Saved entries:

____

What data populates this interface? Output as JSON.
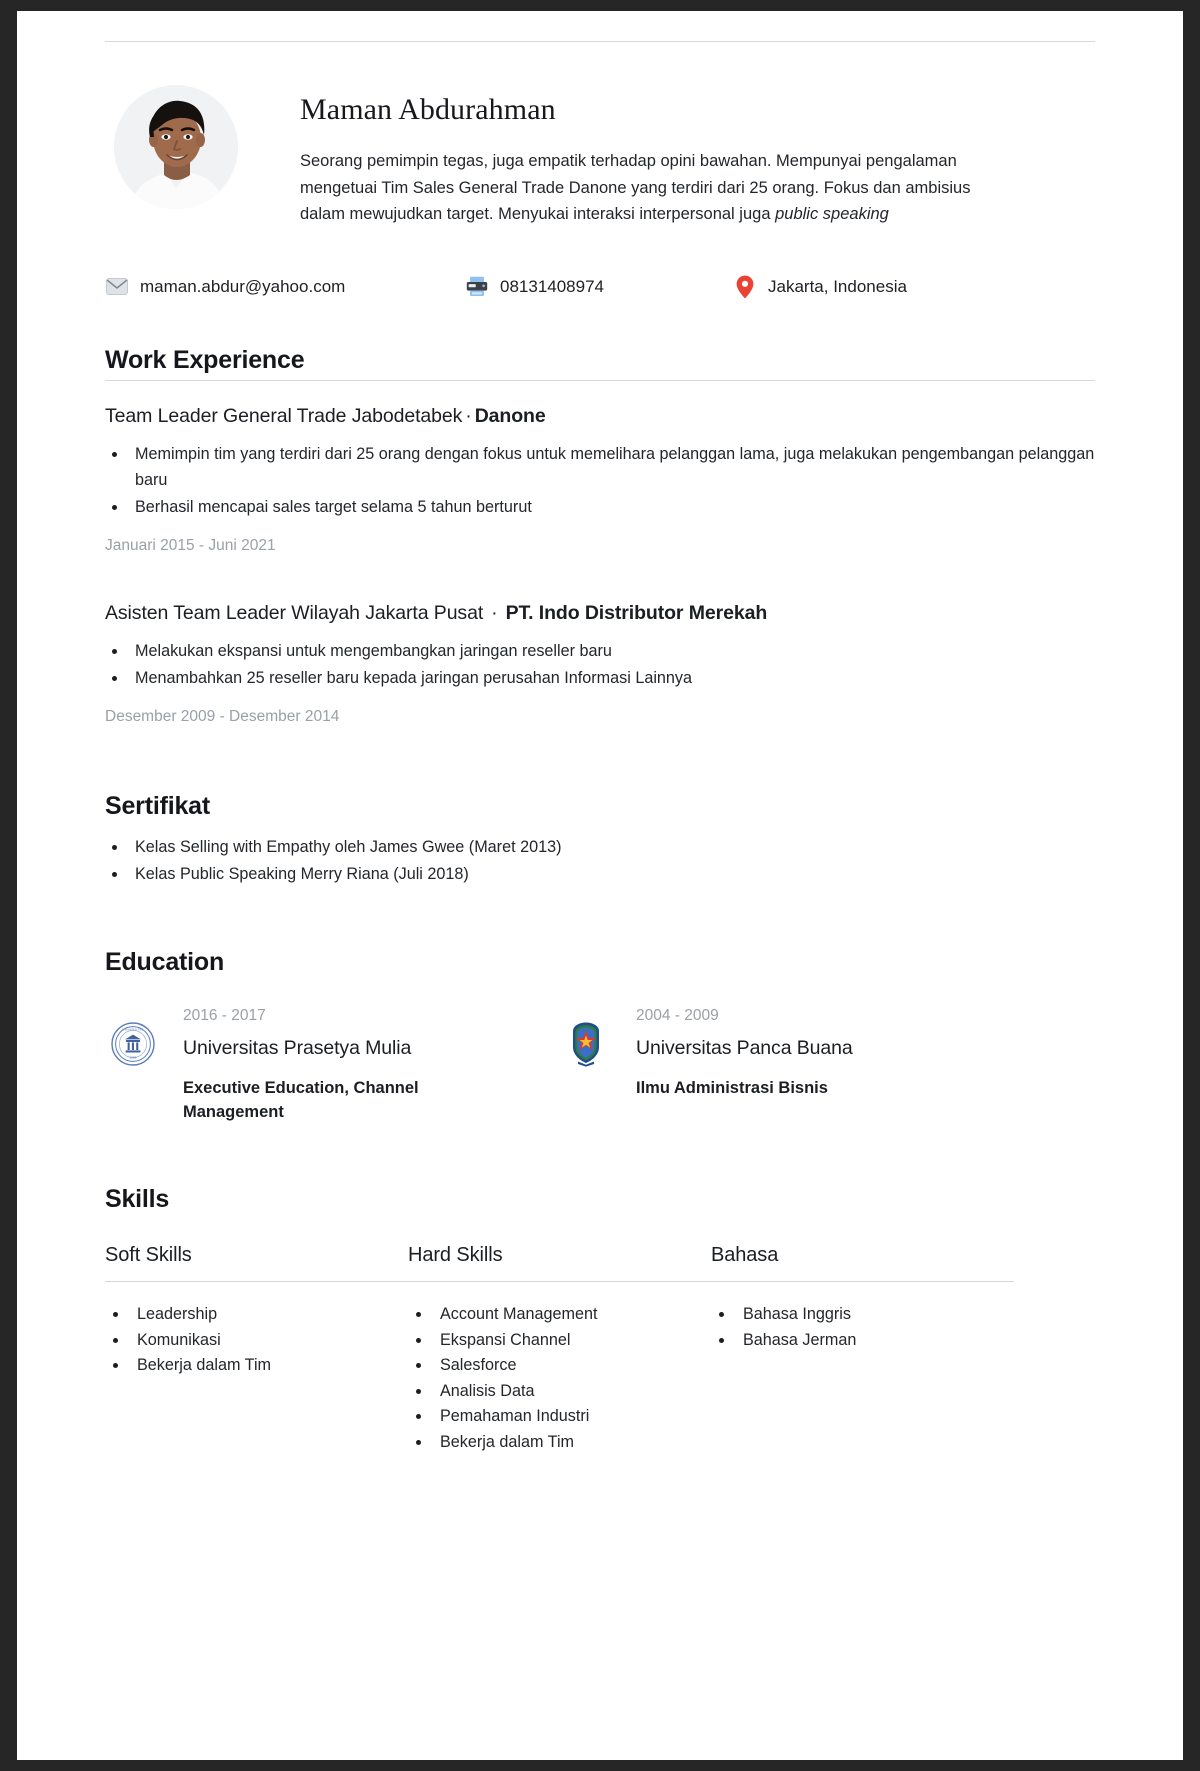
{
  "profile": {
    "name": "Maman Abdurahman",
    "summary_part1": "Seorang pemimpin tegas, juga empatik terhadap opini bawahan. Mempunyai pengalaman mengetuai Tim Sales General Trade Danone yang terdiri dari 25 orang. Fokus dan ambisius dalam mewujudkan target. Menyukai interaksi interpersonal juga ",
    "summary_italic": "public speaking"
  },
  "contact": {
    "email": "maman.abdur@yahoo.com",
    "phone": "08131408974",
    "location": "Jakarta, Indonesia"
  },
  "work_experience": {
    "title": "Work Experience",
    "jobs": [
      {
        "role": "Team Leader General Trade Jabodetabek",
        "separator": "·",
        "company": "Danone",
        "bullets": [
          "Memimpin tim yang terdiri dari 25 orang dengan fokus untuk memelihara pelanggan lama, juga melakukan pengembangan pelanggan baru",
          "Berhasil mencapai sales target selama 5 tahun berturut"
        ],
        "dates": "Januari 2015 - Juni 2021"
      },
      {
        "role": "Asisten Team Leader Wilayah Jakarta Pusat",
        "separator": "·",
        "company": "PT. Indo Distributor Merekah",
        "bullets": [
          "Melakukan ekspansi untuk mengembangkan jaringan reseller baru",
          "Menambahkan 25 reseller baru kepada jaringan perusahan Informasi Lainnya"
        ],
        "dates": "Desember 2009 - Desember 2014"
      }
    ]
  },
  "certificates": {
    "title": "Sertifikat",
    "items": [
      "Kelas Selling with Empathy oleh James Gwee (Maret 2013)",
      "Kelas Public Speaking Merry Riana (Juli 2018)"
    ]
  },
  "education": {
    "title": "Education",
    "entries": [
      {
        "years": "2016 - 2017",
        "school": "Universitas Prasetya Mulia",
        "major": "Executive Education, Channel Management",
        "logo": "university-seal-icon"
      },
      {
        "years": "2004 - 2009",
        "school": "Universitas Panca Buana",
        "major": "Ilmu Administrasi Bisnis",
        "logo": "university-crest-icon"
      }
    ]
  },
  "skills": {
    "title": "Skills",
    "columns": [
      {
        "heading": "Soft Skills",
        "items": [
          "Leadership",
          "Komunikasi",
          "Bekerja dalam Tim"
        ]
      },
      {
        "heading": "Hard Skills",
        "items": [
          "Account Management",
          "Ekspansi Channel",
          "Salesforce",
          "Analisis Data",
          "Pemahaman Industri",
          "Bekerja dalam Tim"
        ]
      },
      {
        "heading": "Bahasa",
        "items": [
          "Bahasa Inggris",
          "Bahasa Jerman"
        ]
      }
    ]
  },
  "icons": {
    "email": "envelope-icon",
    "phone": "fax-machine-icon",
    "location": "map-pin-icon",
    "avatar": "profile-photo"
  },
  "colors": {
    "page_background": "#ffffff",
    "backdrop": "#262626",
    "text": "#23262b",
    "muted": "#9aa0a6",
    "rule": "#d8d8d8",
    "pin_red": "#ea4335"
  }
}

____

▸ STATED TASK:
In the entries above, identify each line that includes the string "jaringan", then copy it.

▸ SOLUTION TO THIS TASK:
          "Melakukan ekspansi untuk mengembangkan jaringan reseller baru",
          "Menambahkan 25 reseller baru kepada jaringan perusahan Informasi Lainnya"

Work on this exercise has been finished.